══ Record excerpts ══

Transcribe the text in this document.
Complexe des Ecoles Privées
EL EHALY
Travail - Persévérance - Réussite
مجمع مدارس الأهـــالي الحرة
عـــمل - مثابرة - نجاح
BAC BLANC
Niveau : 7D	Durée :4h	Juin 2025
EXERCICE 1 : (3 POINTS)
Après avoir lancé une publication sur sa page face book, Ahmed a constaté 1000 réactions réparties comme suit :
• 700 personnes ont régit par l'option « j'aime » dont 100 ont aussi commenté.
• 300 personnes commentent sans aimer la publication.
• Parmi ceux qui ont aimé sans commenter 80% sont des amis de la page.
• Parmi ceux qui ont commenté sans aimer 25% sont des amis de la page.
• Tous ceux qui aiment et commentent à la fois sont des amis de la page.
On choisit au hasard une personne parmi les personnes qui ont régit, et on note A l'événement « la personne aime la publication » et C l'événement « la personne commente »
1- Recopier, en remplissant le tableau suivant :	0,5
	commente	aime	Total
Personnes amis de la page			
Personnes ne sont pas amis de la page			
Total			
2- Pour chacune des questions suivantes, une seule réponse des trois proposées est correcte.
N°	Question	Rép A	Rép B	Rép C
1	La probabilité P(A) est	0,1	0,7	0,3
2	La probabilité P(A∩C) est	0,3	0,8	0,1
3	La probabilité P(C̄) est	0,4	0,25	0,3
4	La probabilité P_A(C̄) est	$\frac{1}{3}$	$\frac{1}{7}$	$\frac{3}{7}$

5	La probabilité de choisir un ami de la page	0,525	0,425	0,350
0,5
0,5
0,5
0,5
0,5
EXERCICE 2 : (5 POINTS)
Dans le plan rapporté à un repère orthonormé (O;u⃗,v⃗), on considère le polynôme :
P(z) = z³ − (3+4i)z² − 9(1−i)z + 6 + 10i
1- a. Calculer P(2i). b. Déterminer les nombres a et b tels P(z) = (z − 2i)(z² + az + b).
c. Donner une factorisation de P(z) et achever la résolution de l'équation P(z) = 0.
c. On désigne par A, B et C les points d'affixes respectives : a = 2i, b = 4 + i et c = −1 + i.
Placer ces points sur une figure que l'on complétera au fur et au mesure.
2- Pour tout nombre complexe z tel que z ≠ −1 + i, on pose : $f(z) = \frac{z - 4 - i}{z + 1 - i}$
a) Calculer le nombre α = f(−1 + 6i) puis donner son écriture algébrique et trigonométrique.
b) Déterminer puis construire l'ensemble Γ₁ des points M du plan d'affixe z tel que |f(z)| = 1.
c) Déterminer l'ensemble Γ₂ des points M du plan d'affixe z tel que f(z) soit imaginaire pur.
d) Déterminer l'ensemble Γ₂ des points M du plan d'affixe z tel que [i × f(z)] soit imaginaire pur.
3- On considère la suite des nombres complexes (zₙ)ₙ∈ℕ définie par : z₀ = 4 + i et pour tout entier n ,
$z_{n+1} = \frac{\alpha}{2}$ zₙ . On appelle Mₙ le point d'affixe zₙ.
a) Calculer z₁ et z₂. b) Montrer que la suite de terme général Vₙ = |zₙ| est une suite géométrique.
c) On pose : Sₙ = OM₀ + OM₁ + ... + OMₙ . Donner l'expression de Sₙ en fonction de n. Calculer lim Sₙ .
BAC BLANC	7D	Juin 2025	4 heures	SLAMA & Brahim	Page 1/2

═══

§ What is required
Copy the material above back out, exactly as written.

§ Exercise output
Transcribe the text in this document.
Complexe des Ecoles Privées
EL EHALY
Travail - Persévérance - Réussite
مجمع مدارس الأهـــالي الحرة
عـــمل - مثابرة - نجاح
BAC BLANC
Niveau : 7D	Durée :4h	Juin 2025
EXERCICE 1 : (3 POINTS)
Après avoir lancé une publication sur sa page face book, Ahmed a constaté 1000 réactions réparties comme suit :
• 700 personnes ont régit par l'option « j'aime » dont 100 ont aussi commenté.
• 300 personnes commentent sans aimer la publication.
• Parmi ceux qui ont aimé sans commenter 80% sont des amis de la page.
• Parmi ceux qui ont commenté sans aimer 25% sont des amis de la page.
• Tous ceux qui aiment et commentent à la fois sont des amis de la page.
On choisit au hasard une personne parmi les personnes qui ont régit, et on note A l'événement « la personne aime la publication » et C l'événement « la personne commente »
1- Recopier, en remplissant le tableau suivant :	0,5
	commente	aime	Total
Personnes amis de la page			
Personnes ne sont pas amis de la page			
Total			
2- Pour chacune des questions suivantes, une seule réponse des trois proposées est correcte.
N°	Question	Rép A	Rép B	Rép C
1	La probabilité P(A) est	0,1	0,7	0,3
2	La probabilité P(A∩C) est	0,3	0,8	0,1
3	La probabilité P(C̄) est	0,4	0,25	0,3
4	La probabilité P_A(C̄) est	$\frac{1}{3}$	$\frac{1}{7}$	$\frac{3}{7}$

5	La probabilité de choisir un ami de la page	0,525	0,425	0,350
0,5
0,5
0,5
0,5
0,5
EXERCICE 2 : (5 POINTS)
Dans le plan rapporté à un repère orthonormé (O;u⃗,v⃗), on considère le polynôme :
P(z) = z³ − (3+4i)z² − 9(1−i)z + 6 + 10i
1- a. Calculer P(2i). b. Déterminer les nombres a et b tels P(z) = (z − 2i)(z² + az + b).
c. Donner une factorisation de P(z) et achever la résolution de l'équation P(z) = 0.
c. On désigne par A, B et C les points d'affixes respectives : a = 2i, b = 4 + i et c = −1 + i.
Placer ces points sur une figure que l'on complétera au fur et au mesure.
2- Pour tout nombre complexe z tel que z ≠ −1 + i, on pose : $f(z) = \frac{z - 4 - i}{z + 1 - i}$
a) Calculer le nombre α = f(−1 + 6i) puis donner son écriture algébrique et trigonométrique.
b) Déterminer puis construire l'ensemble Γ₁ des points M du plan d'affixe z tel que |f(z)| = 1.
c) Déterminer l'ensemble Γ₂ des points M du plan d'affixe z tel que f(z) soit imaginaire pur.
d) Déterminer l'ensemble Γ₂ des points M du plan d'affixe z tel que [i × f(z)] soit imaginaire pur.
3- On considère la suite des nombres complexes (zₙ)ₙ∈ℕ définie par : z₀ = 4 + i et pour tout entier n ,
$z_{n+1} = \frac{\alpha}{2}$ zₙ . On appelle Mₙ le point d'affixe zₙ.
a) Calculer z₁ et z₂. b) Montrer que la suite de terme général Vₙ = |zₙ| est une suite géométrique.
c) On pose : Sₙ = OM₀ + OM₁ + ... + OMₙ . Donner l'expression de Sₙ en fonction de n. Calculer lim Sₙ .
BAC BLANC	7D	Juin 2025	4 heures	SLAMA & Brahim	Page 1/2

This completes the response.